*Dataset:*
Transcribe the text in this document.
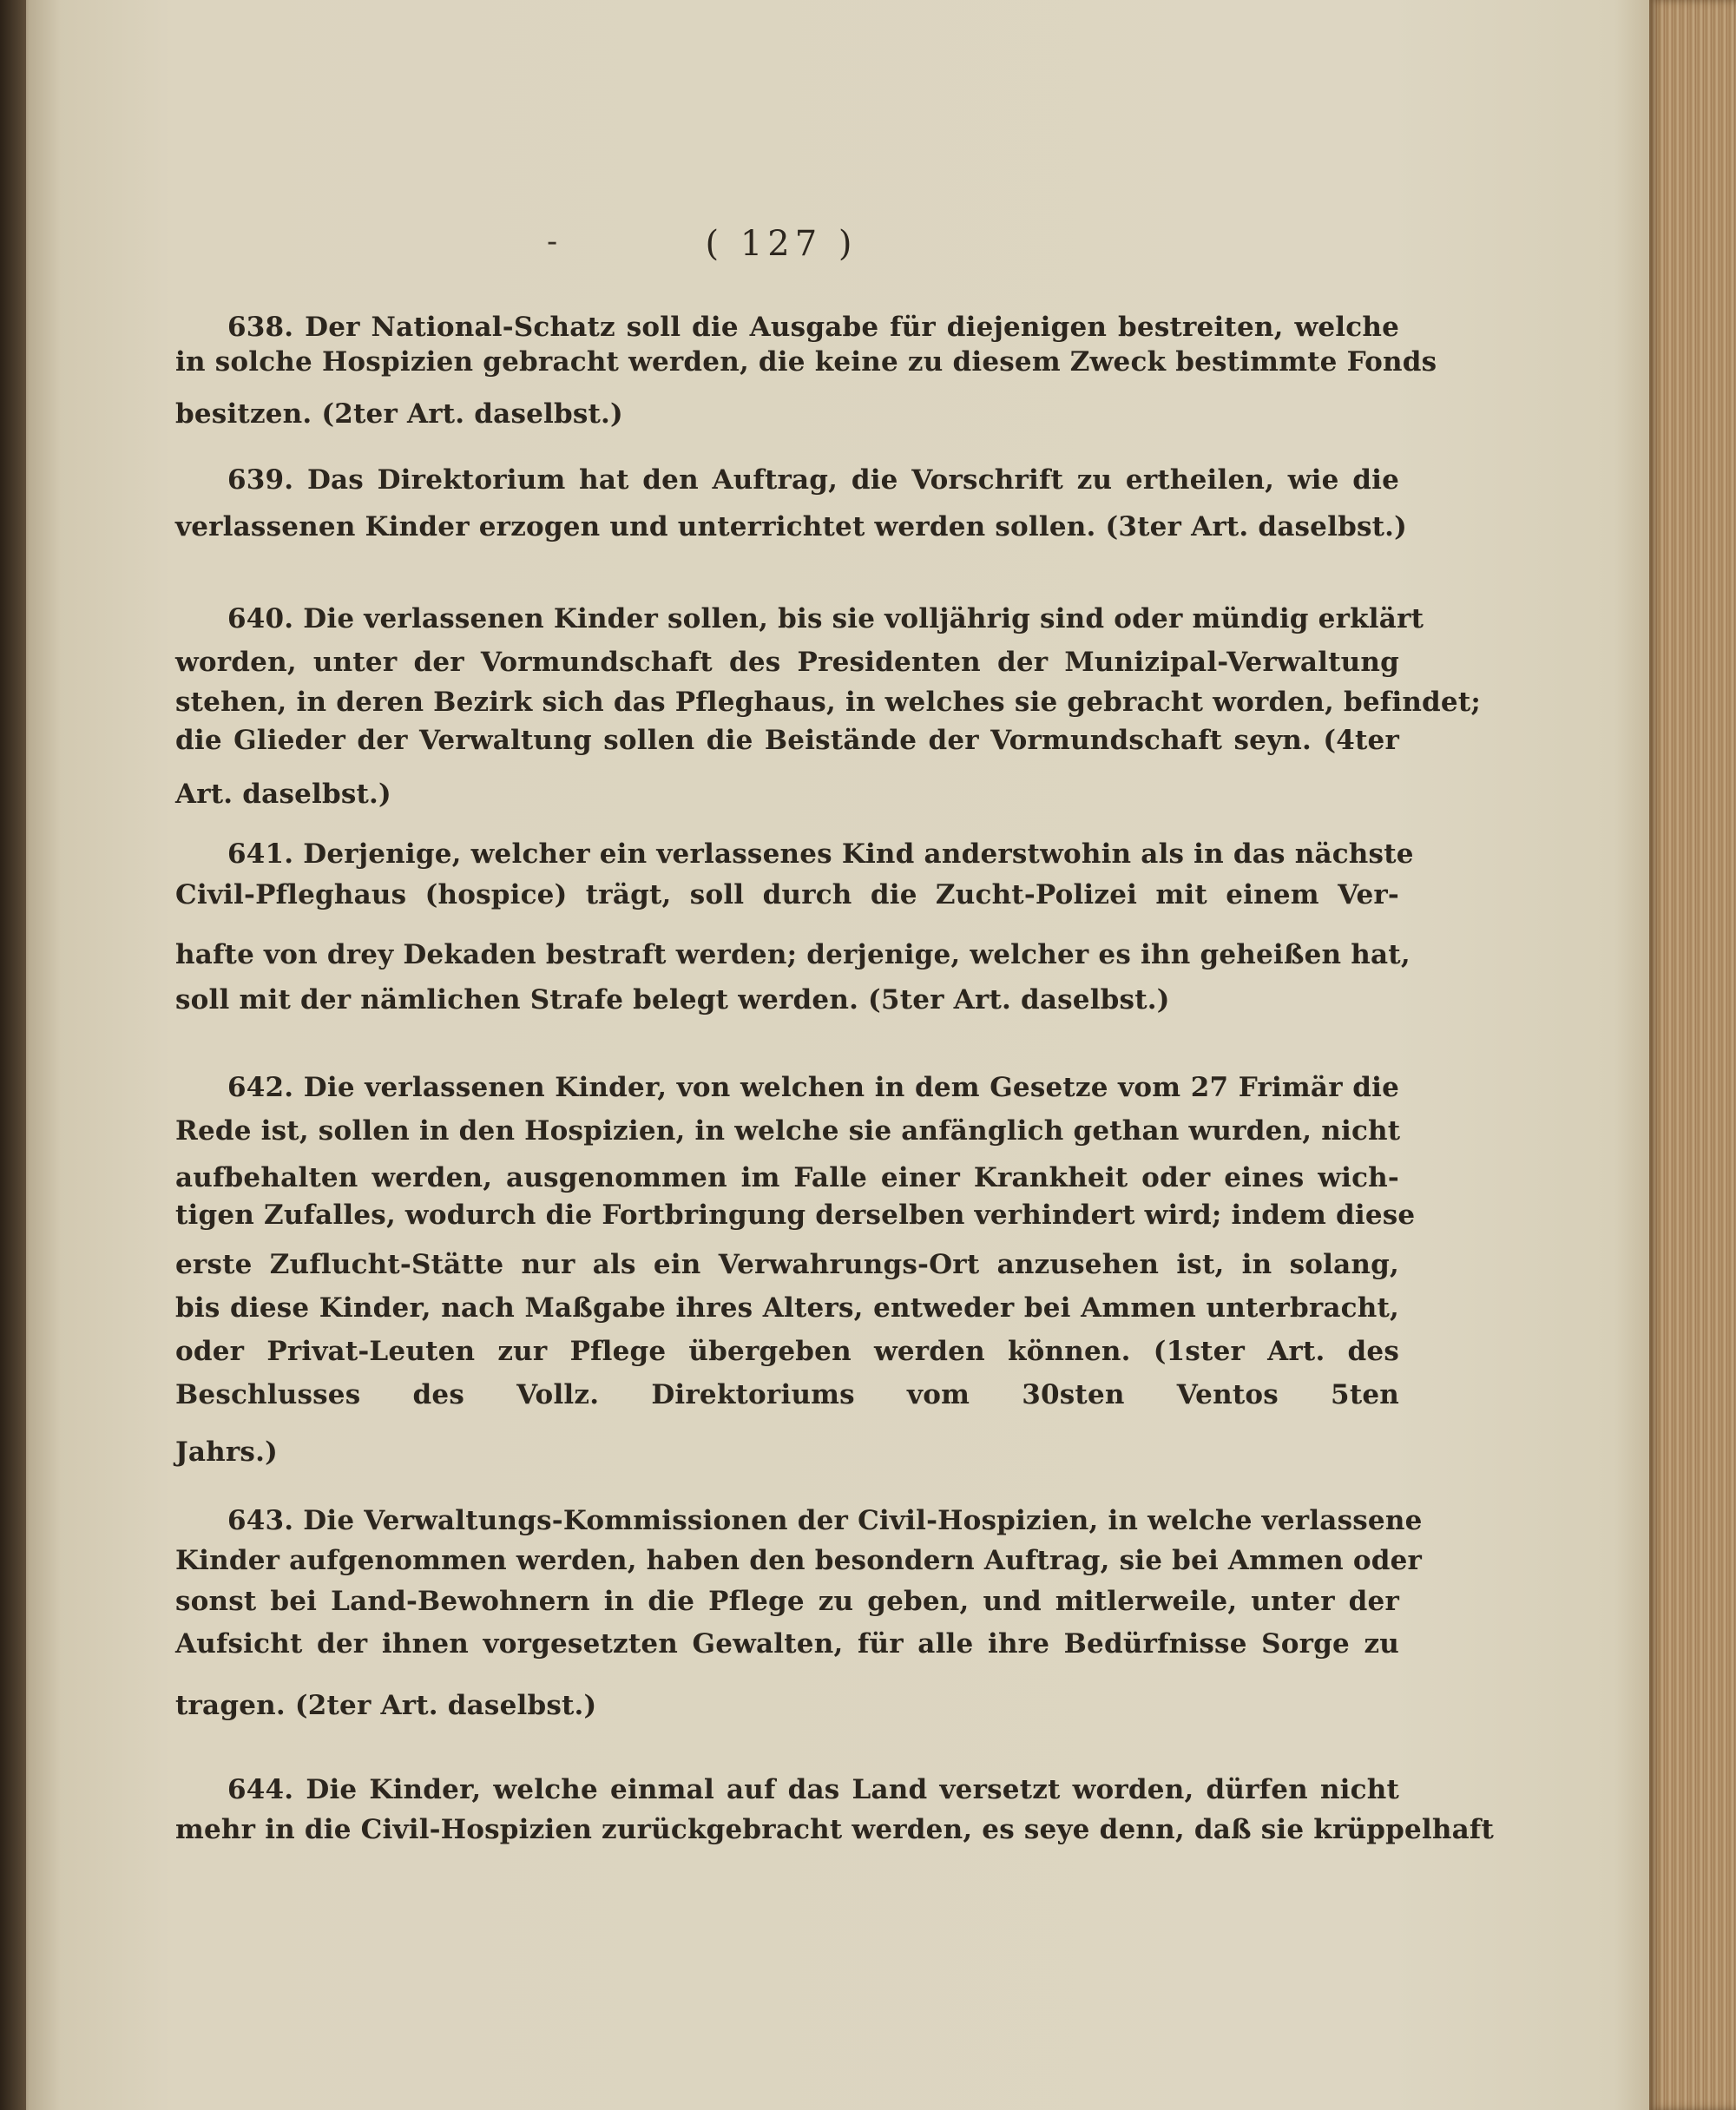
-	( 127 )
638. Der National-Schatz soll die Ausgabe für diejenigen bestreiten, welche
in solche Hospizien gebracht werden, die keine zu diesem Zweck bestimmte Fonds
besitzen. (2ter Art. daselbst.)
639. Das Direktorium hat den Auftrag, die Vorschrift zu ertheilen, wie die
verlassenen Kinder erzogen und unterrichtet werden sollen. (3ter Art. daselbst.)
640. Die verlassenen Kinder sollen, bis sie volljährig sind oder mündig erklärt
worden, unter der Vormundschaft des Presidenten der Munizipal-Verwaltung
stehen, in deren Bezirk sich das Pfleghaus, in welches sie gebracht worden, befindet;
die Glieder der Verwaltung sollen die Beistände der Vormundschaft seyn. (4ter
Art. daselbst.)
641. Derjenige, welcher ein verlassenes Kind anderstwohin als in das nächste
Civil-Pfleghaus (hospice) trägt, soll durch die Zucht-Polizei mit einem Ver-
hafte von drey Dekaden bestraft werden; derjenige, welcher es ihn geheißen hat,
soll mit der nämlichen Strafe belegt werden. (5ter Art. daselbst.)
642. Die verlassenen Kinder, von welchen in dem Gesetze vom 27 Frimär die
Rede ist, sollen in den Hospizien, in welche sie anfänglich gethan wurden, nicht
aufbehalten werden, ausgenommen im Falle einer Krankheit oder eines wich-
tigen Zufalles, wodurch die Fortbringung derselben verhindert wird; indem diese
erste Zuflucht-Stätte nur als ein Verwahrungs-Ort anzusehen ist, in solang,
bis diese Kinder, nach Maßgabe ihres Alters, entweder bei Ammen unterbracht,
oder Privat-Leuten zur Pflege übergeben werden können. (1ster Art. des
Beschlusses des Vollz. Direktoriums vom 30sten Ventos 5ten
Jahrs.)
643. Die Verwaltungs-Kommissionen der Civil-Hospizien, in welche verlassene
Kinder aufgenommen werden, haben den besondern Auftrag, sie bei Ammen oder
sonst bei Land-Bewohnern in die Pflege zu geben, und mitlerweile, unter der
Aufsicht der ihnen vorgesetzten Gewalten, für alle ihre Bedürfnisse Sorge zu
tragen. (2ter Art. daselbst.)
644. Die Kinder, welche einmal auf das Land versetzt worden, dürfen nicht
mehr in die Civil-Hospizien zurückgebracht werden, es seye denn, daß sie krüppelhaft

*Problem to work on:* Strip out the images, then output the records above word for word.

*Answer space:*
Transcribe the text in this document.
-	( 127 )
638. Der National-Schatz soll die Ausgabe für diejenigen bestreiten, welche
in solche Hospizien gebracht werden, die keine zu diesem Zweck bestimmte Fonds
besitzen. (2ter Art. daselbst.)
639. Das Direktorium hat den Auftrag, die Vorschrift zu ertheilen, wie die
verlassenen Kinder erzogen und unterrichtet werden sollen. (3ter Art. daselbst.)
640. Die verlassenen Kinder sollen, bis sie volljährig sind oder mündig erklärt
worden, unter der Vormundschaft des Presidenten der Munizipal-Verwaltung
stehen, in deren Bezirk sich das Pfleghaus, in welches sie gebracht worden, befindet;
die Glieder der Verwaltung sollen die Beistände der Vormundschaft seyn. (4ter
Art. daselbst.)
641. Derjenige, welcher ein verlassenes Kind anderstwohin als in das nächste
Civil-Pfleghaus (hospice) trägt, soll durch die Zucht-Polizei mit einem Ver-
hafte von drey Dekaden bestraft werden; derjenige, welcher es ihn geheißen hat,
soll mit der nämlichen Strafe belegt werden. (5ter Art. daselbst.)
642. Die verlassenen Kinder, von welchen in dem Gesetze vom 27 Frimär die
Rede ist, sollen in den Hospizien, in welche sie anfänglich gethan wurden, nicht
aufbehalten werden, ausgenommen im Falle einer Krankheit oder eines wich-
tigen Zufalles, wodurch die Fortbringung derselben verhindert wird; indem diese
erste Zuflucht-Stätte nur als ein Verwahrungs-Ort anzusehen ist, in solang,
bis diese Kinder, nach Maßgabe ihres Alters, entweder bei Ammen unterbracht,
oder Privat-Leuten zur Pflege übergeben werden können. (1ster Art. des
Beschlusses des Vollz. Direktoriums vom 30sten Ventos 5ten
Jahrs.)
643. Die Verwaltungs-Kommissionen der Civil-Hospizien, in welche verlassene
Kinder aufgenommen werden, haben den besondern Auftrag, sie bei Ammen oder
sonst bei Land-Bewohnern in die Pflege zu geben, und mitlerweile, unter der
Aufsicht der ihnen vorgesetzten Gewalten, für alle ihre Bedürfnisse Sorge zu
tragen. (2ter Art. daselbst.)
644. Die Kinder, welche einmal auf das Land versetzt worden, dürfen nicht
mehr in die Civil-Hospizien zurückgebracht werden, es seye denn, daß sie krüppelhaft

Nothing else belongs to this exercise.